> [Aim]
Reproduce all of the data word for word.

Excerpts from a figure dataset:
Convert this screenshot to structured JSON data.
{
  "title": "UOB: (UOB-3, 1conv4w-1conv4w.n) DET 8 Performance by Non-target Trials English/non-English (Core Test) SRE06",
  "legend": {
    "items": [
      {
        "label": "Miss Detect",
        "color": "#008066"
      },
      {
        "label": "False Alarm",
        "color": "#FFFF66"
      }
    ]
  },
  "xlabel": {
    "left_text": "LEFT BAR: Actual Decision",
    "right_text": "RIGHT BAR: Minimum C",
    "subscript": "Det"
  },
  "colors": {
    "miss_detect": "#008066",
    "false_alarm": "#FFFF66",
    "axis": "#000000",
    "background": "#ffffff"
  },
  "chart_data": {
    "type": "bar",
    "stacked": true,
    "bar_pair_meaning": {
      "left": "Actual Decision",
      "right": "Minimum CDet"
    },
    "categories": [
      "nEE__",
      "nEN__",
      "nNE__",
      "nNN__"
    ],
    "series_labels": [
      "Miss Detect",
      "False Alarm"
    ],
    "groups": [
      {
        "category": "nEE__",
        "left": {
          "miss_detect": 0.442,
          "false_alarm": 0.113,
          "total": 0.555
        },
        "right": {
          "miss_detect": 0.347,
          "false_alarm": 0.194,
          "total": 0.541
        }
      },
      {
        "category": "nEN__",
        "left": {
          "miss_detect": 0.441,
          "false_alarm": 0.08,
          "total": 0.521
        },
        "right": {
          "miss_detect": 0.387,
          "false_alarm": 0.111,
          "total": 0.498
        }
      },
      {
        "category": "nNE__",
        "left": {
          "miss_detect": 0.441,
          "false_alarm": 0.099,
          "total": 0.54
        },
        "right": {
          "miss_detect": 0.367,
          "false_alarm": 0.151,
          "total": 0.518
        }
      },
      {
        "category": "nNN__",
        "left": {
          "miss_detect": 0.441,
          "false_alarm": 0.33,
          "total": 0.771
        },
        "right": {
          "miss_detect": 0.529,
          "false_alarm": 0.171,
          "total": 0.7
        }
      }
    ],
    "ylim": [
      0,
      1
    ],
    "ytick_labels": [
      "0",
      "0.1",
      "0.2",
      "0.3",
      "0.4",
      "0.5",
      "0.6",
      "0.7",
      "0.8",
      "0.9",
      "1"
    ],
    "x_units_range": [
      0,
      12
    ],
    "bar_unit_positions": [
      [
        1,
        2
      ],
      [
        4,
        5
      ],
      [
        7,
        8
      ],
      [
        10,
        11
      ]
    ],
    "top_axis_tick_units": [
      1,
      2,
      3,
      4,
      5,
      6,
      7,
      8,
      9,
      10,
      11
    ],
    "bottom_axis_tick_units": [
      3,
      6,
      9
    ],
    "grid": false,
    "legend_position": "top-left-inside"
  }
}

> [Exercise solution]
Convert this screenshot to structured JSON data.
{
  "title": "UOB: (UOB-3, 1conv4w-1conv4w.n) DET 8 Performance by Non-target Trials English/non-English (Core Test) SRE06",
  "legend": {
    "items": [
      {
        "label": "Miss Detect",
        "color": "#008066"
      },
      {
        "label": "False Alarm",
        "color": "#FFFF66"
      }
    ]
  },
  "xlabel": {
    "left_text": "LEFT BAR: Actual Decision",
    "right_text": "RIGHT BAR: Minimum C",
    "subscript": "Det"
  },
  "colors": {
    "miss_detect": "#008066",
    "false_alarm": "#FFFF66",
    "axis": "#000000",
    "background": "#ffffff"
  },
  "chart_data": {
    "type": "bar",
    "stacked": true,
    "bar_pair_meaning": {
      "left": "Actual Decision",
      "right": "Minimum CDet"
    },
    "categories": [
      "nEE__",
      "nEN__",
      "nNE__",
      "nNN__"
    ],
    "series_labels": [
      "Miss Detect",
      "False Alarm"
    ],
    "groups": [
      {
        "category": "nEE__",
        "left": {
          "miss_detect": 0.442,
          "false_alarm": 0.113,
          "total": 0.555
        },
        "right": {
          "miss_detect": 0.347,
          "false_alarm": 0.194,
          "total": 0.541
        }
      },
      {
        "category": "nEN__",
        "left": {
          "miss_detect": 0.441,
          "false_alarm": 0.08,
          "total": 0.521
        },
        "right": {
          "miss_detect": 0.387,
          "false_alarm": 0.111,
          "total": 0.498
        }
      },
      {
        "category": "nNE__",
        "left": {
          "miss_detect": 0.441,
          "false_alarm": 0.099,
          "total": 0.54
        },
        "right": {
          "miss_detect": 0.367,
          "false_alarm": 0.151,
          "total": 0.518
        }
      },
      {
        "category": "nNN__",
        "left": {
          "miss_detect": 0.441,
          "false_alarm": 0.33,
          "total": 0.771
        },
        "right": {
          "miss_detect": 0.529,
          "false_alarm": 0.171,
          "total": 0.7
        }
      }
    ],
    "ylim": [
      0,
      1
    ],
    "ytick_labels": [
      "0",
      "0.1",
      "0.2",
      "0.3",
      "0.4",
      "0.5",
      "0.6",
      "0.7",
      "0.8",
      "0.9",
      "1"
    ],
    "x_units_range": [
      0,
      12
    ],
    "bar_unit_positions": [
      [
        1,
        2
      ],
      [
        4,
        5
      ],
      [
        7,
        8
      ],
      [
        10,
        11
      ]
    ],
    "top_axis_tick_units": [
      1,
      2,
      3,
      4,
      5,
      6,
      7,
      8,
      9,
      10,
      11
    ],
    "bottom_axis_tick_units": [
      3,
      6,
      9
    ],
    "grid": false,
    "legend_position": "top-left-inside"
  }
}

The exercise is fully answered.